**GIVEN EXERCISE**
The records below must be duplicated exactly, character for character.

**PROVIDED DATA**
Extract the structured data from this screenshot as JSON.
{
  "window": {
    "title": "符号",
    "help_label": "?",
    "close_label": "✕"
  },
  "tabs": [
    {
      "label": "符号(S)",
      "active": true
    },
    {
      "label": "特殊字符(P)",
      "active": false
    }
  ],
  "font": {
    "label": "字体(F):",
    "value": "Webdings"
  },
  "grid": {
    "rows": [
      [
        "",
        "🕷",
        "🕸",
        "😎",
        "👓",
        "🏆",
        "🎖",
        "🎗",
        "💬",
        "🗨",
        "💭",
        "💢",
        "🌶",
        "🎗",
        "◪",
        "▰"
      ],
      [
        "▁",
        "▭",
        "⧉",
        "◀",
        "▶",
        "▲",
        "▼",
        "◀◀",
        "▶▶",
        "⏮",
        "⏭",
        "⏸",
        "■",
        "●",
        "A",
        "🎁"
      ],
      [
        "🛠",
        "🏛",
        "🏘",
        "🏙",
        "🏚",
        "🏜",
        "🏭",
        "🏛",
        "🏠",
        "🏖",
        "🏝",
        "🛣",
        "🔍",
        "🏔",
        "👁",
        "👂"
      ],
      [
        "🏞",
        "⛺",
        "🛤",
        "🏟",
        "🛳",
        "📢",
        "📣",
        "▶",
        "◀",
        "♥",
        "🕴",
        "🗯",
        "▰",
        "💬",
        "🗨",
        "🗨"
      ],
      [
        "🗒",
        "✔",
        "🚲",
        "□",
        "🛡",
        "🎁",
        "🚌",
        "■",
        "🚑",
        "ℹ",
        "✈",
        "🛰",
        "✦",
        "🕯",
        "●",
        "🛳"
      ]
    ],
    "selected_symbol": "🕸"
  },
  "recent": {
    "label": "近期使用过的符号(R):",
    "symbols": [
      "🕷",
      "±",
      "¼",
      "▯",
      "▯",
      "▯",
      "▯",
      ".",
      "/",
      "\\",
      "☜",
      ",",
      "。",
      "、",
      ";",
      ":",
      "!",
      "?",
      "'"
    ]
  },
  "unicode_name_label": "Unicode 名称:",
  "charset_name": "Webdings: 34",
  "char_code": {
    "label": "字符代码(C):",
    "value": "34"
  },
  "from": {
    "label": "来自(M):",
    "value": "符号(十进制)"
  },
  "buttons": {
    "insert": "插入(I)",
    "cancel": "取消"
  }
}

**FINISHED ANSWER**
Extract the structured data from this screenshot as JSON.
{
  "window": {
    "title": "符号",
    "help_label": "?",
    "close_label": "✕"
  },
  "tabs": [
    {
      "label": "符号(S)",
      "active": true
    },
    {
      "label": "特殊字符(P)",
      "active": false
    }
  ],
  "font": {
    "label": "字体(F):",
    "value": "Webdings"
  },
  "grid": {
    "rows": [
      [
        "",
        "🕷",
        "🕸",
        "😎",
        "👓",
        "🏆",
        "🎖",
        "🎗",
        "💬",
        "🗨",
        "💭",
        "💢",
        "🌶",
        "🎗",
        "◪",
        "▰"
      ],
      [
        "▁",
        "▭",
        "⧉",
        "◀",
        "▶",
        "▲",
        "▼",
        "◀◀",
        "▶▶",
        "⏮",
        "⏭",
        "⏸",
        "■",
        "●",
        "A",
        "🎁"
      ],
      [
        "🛠",
        "🏛",
        "🏘",
        "🏙",
        "🏚",
        "🏜",
        "🏭",
        "🏛",
        "🏠",
        "🏖",
        "🏝",
        "🛣",
        "🔍",
        "🏔",
        "👁",
        "👂"
      ],
      [
        "🏞",
        "⛺",
        "🛤",
        "🏟",
        "🛳",
        "📢",
        "📣",
        "▶",
        "◀",
        "♥",
        "🕴",
        "🗯",
        "▰",
        "💬",
        "🗨",
        "🗨"
      ],
      [
        "🗒",
        "✔",
        "🚲",
        "□",
        "🛡",
        "🎁",
        "🚌",
        "■",
        "🚑",
        "ℹ",
        "✈",
        "🛰",
        "✦",
        "🕯",
        "●",
        "🛳"
      ]
    ],
    "selected_symbol": "🕸"
  },
  "recent": {
    "label": "近期使用过的符号(R):",
    "symbols": [
      "🕷",
      "±",
      "¼",
      "▯",
      "▯",
      "▯",
      "▯",
      ".",
      "/",
      "\\",
      "☜",
      ",",
      "。",
      "、",
      ";",
      ":",
      "!",
      "?",
      "'"
    ]
  },
  "unicode_name_label": "Unicode 名称:",
  "charset_name": "Webdings: 34",
  "char_code": {
    "label": "字符代码(C):",
    "value": "34"
  },
  "from": {
    "label": "来自(M):",
    "value": "符号(十进制)"
  },
  "buttons": {
    "insert": "插入(I)",
    "cancel": "取消"
  }
}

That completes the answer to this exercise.